::: MATERIAL

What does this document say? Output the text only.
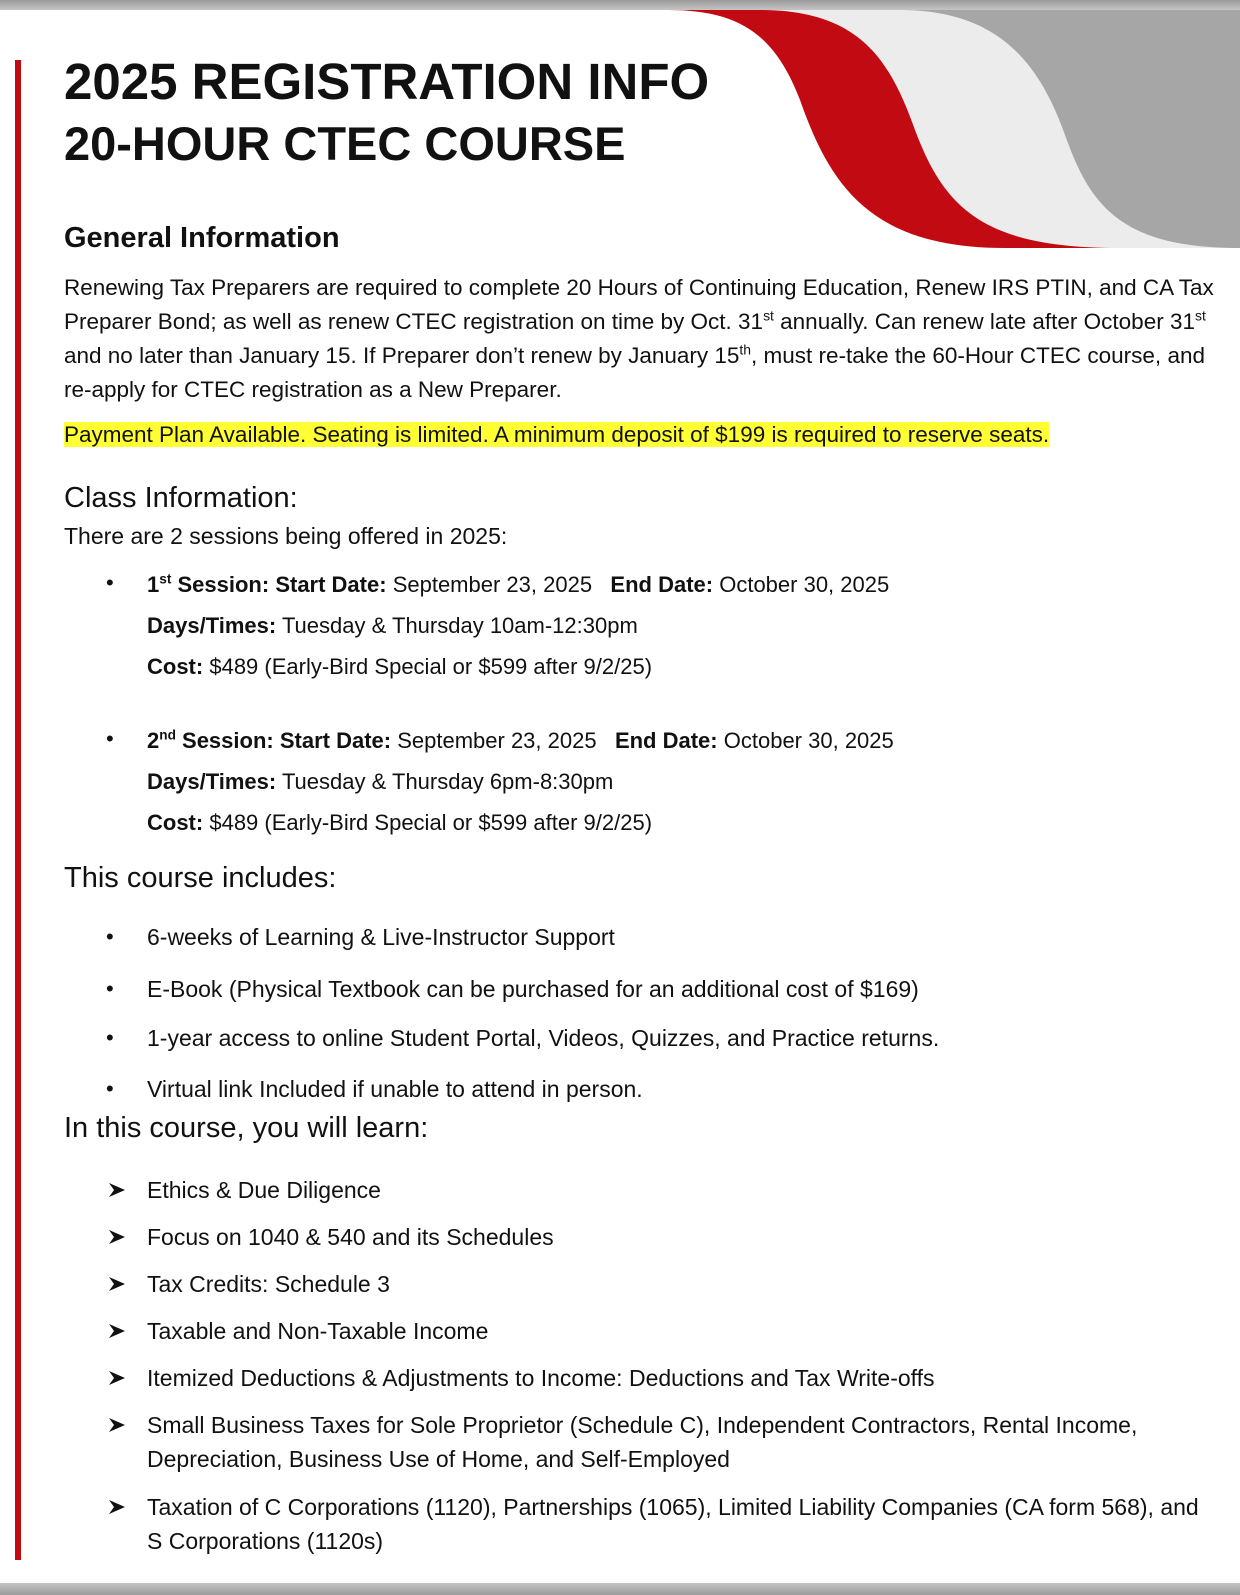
2025 REGISTRATION INFO
20-HOUR CTEC COURSE
General Information
Renewing Tax Preparers are required to complete 20 Hours of Continuing Education, Renew IRS PTIN, and CA Tax Preparer Bond; as well as renew CTEC registration on time by Oct. 31st annually. Can renew late after October 31st and no later than January 15. If Preparer don’t renew by January 15th, must re-take the 60-Hour CTEC course, and re-apply for CTEC registration as a New Preparer.
Payment Plan Available. Seating is limited. A minimum deposit of $199 is required to reserve seats.
Class Information:
There are 2 sessions being offered in 2025:
• 1st Session: Start Date: September 23, 2025 End Date: October 30, 2025
Days/Times: Tuesday & Thursday 10am-12:30pm
Cost: $489 (Early-Bird Special or $599 after 9/2/25)
• 2nd Session: Start Date: September 23, 2025 End Date: October 30, 2025
Days/Times: Tuesday & Thursday 6pm-8:30pm
Cost: $489 (Early-Bird Special or $599 after 9/2/25)
This course includes:
• 6-weeks of Learning & Live-Instructor Support
• E-Book (Physical Textbook can be purchased for an additional cost of $169)
• 1-year access to online Student Portal, Videos, Quizzes, and Practice returns.
• Virtual link Included if unable to attend in person.
In this course, you will learn:
Ethics & Due Diligence
Focus on 1040 & 540 and its Schedules
Tax Credits: Schedule 3
Taxable and Non-Taxable Income
Itemized Deductions & Adjustments to Income: Deductions and Tax Write-offs
Small Business Taxes for Sole Proprietor (Schedule C), Independent Contractors, Rental Income, Depreciation, Business Use of Home, and Self-Employed
Taxation of C Corporations (1120), Partnerships (1065), Limited Liability Companies (CA form 568), and S Corporations (1120s)
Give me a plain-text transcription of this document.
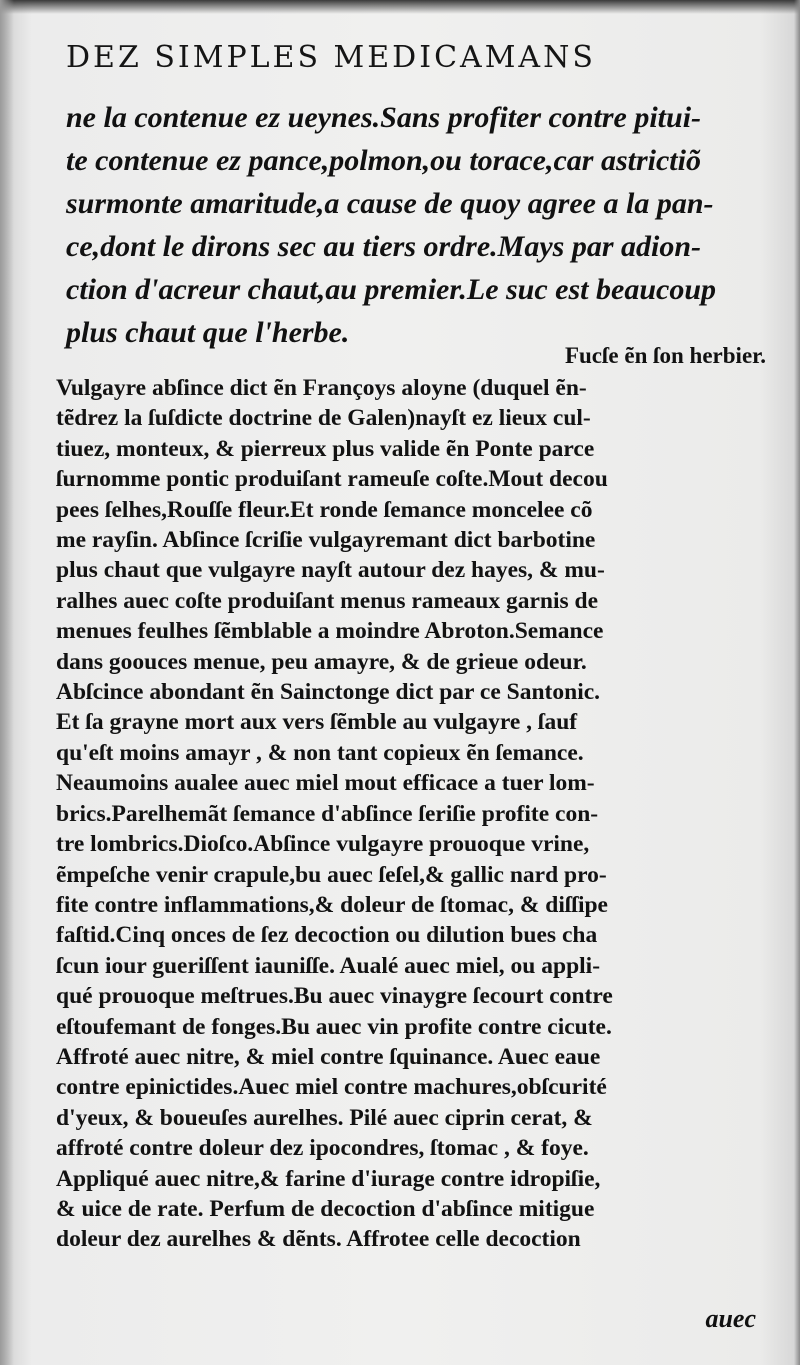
DEZ SIMPLES MEDICAMANS
ne la contenue ez ueynes.Sans profiter contre pitui-
te contenue ez pance,polmon,ou torace,car astrictiõ
surmonte amaritude,a cause de quoy agree a la pan-
ce,dont le dirons sec au tiers ordre.Mays par adion-
ction d'acreur chaut,au premier.Le suc est beaucoup
plus chaut que l'herbe.
Fucſe ẽn ſon herbier.
Vulgayre abſince dict ẽn Françoys aloyne (duquel ẽn-
tẽdrez la ſuſdicte doctrine de Galen)nayſt ez lieux cul-
tiuez, monteux, & pierreux plus valide ẽn Ponte parce
ſurnomme pontic produiſant rameuſe coſte.Mout decou
pees ſelhes,Rouſſe fleur.Et ronde ſemance moncelee cõ
me rayſin. Abſince ſcriſie vulgayremant dict barbotine
plus chaut que vulgayre nayſt autour dez hayes, & mu-
ralhes auec coſte produiſant menus rameaux garnis de
menues feulhes ſẽmblable a moindre Abroton.Semance
dans goouces menue, peu amayre, & de grieue odeur.
Abſcince abondant ẽn Sainctonge dict par ce Santonic.
Et ſa grayne mort aux vers ſẽmble au vulgayre , ſauf
qu'eſt moins amayr , & non tant copieux ẽn ſemance.
Neaumoins aualee auec miel mout efficace a tuer lom-
brics.Parelhemãt ſemance d'abſince ſeriſie profite con-
tre lombrics.Dioſco.Abſince vulgayre prouoque vrine,
ẽmpeſche venir crapule,bu auec ſeſel,& gallic nard pro-
fite contre inflammations,& doleur de ſtomac, & diſſipe
faſtid.Cinq onces de ſez decoction ou dilution bues cha
ſcun iour gueriſſent iauniſſe. Aualé auec miel, ou appli-
qué prouoque meſtrues.Bu auec vinaygre ſecourt contre
eſtoufemant de fonges.Bu auec vin profite contre cicute.
Affroté auec nitre, & miel contre ſquinance. Auec eaue
contre epinictides.Auec miel contre machures,obſcurité
d'yeux, & boueuſes aurelhes. Pilé auec ciprin cerat, &
affroté contre doleur dez ipocondres, ſtomac , & foye.
Appliqué auec nitre,& farine d'iurage contre idropiſie,
& uice de rate. Perfum de decoction d'abſince mitigue
doleur dez aurelhes & dẽnts. Affrotee celle decoction
auec
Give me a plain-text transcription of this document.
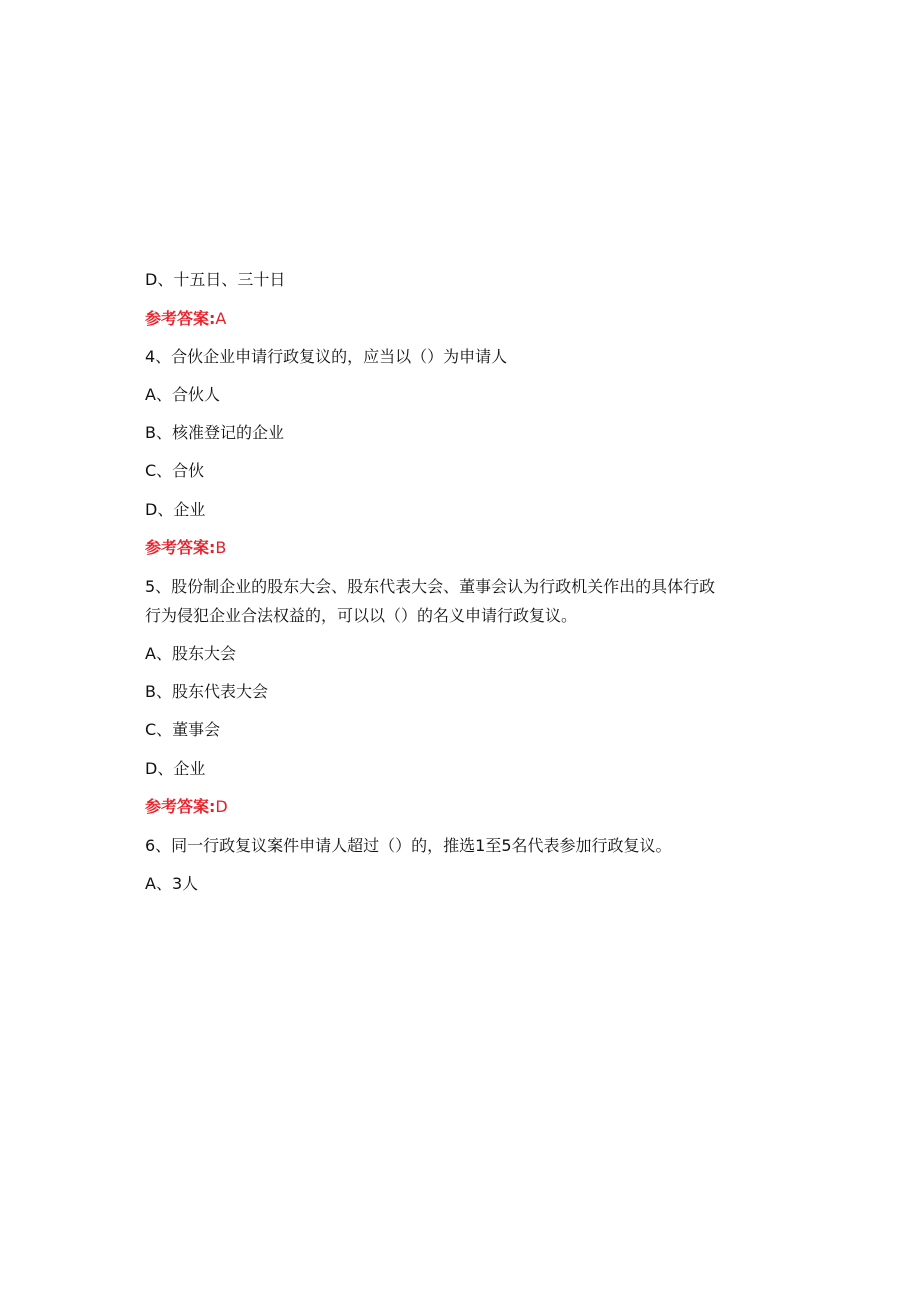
D、十五日、三十日
参考答案:A
4、合伙企业申请行政复议的，应当以（）为申请人
A、合伙人
B、核准登记的企业
C、合伙
D、企业
参考答案:B
5、股份制企业的股东大会、股东代表大会、董事会认为行政机关作出的具体行政
行为侵犯企业合法权益的，可以以（）的名义申请行政复议。
A、股东大会
B、股东代表大会
C、董事会
D、企业
参考答案:D
6、同一行政复议案件申请人超过（）的，推选1至5名代表参加行政复议。
A、3人
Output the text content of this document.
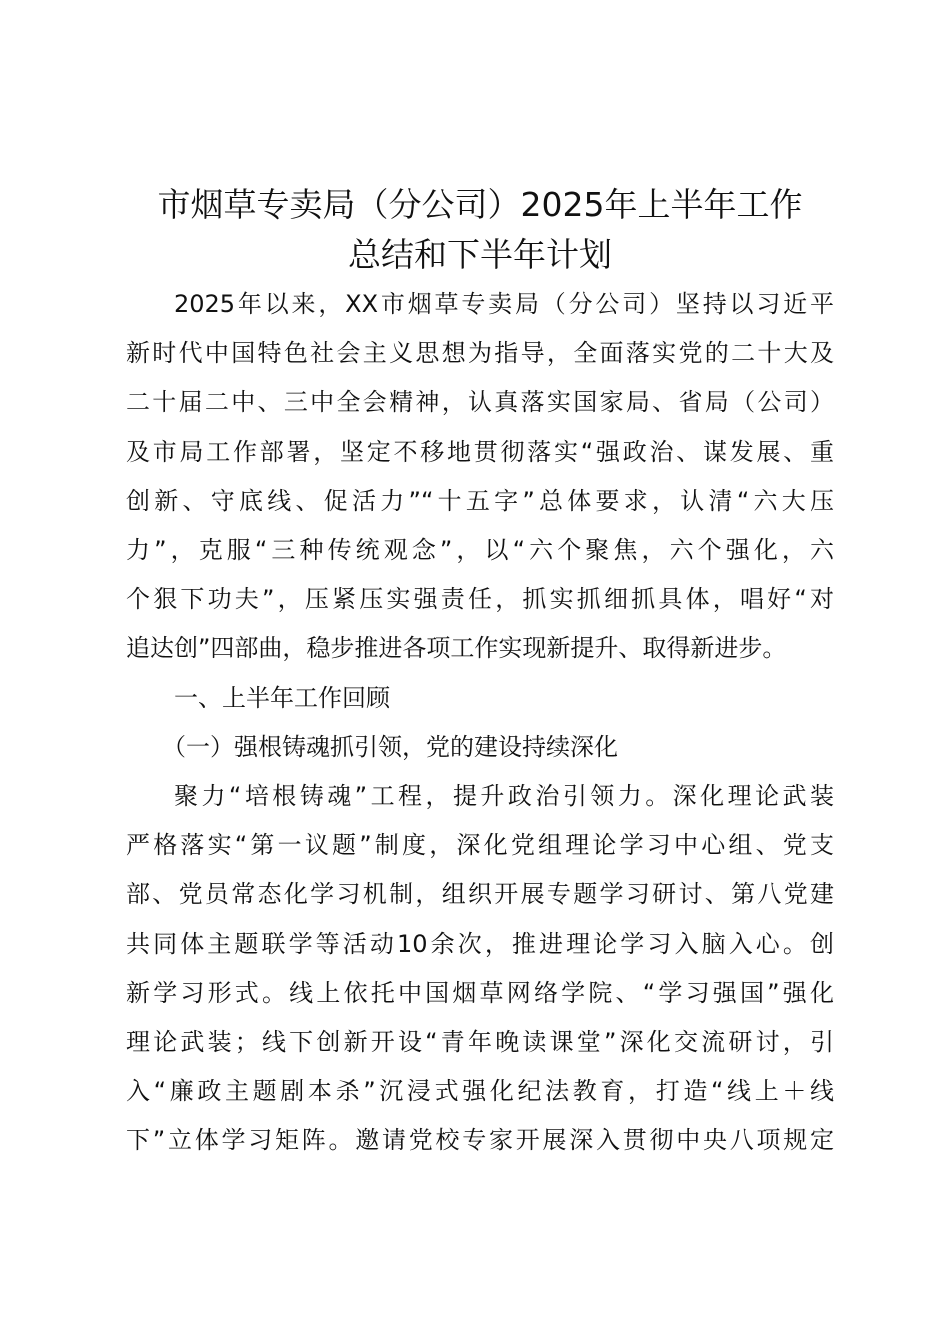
市烟草专卖局（分公司）2025年上半年工作
总结和下半年计划
2025年以来，XX市烟草专卖局（分公司）坚持以习近平
新时代中国特色社会主义思想为指导，全面落实党的二十大及
二十届二中、三中全会精神，认真落实国家局、省局（公司）
及市局工作部署，坚定不移地贯彻落实“强政治、谋发展、重
创新、守底线、促活力”“十五字”总体要求，认清“六大压
力”，克服“三种传统观念”，以“六个聚焦，六个强化，六
个狠下功夫”，压紧压实强责任，抓实抓细抓具体，唱好“对
追达创”四部曲，稳步推进各项工作实现新提升、取得新进步。

一、上半年工作回顾

（一）强根铸魂抓引领，党的建设持续深化

聚力“培根铸魂”工程，提升政治引领力。深化理论武装
严格落实“第一议题”制度，深化党组理论学习中心组、党支
部、党员常态化学习机制，组织开展专题学习研讨、第八党建
共同体主题联学等活动10余次，推进理论学习入脑入心。创
新学习形式。线上依托中国烟草网络学院、“学习强国”强化
理论武装；线下创新开设“青年晚读课堂”深化交流研讨，引
入“廉政主题剧本杀”沉浸式强化纪法教育，打造“线上＋线
下”立体学习矩阵。邀请党校专家开展深入贯彻中央八项规定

::::::

**TASK PROMPT**
Where a line contains "miel", copy that line.

**RESPONSE TO THIS TASK**
Neaumoins aualee auec miel mout efficace a tuer lom-
ſcun iour gueriſſent iauniſſe. Aualé auec miel, ou appli-
Affroté auec nitre, & miel contre ſquinance. Auec eaue
contre epinictides.Auec miel contre machures,obſcurité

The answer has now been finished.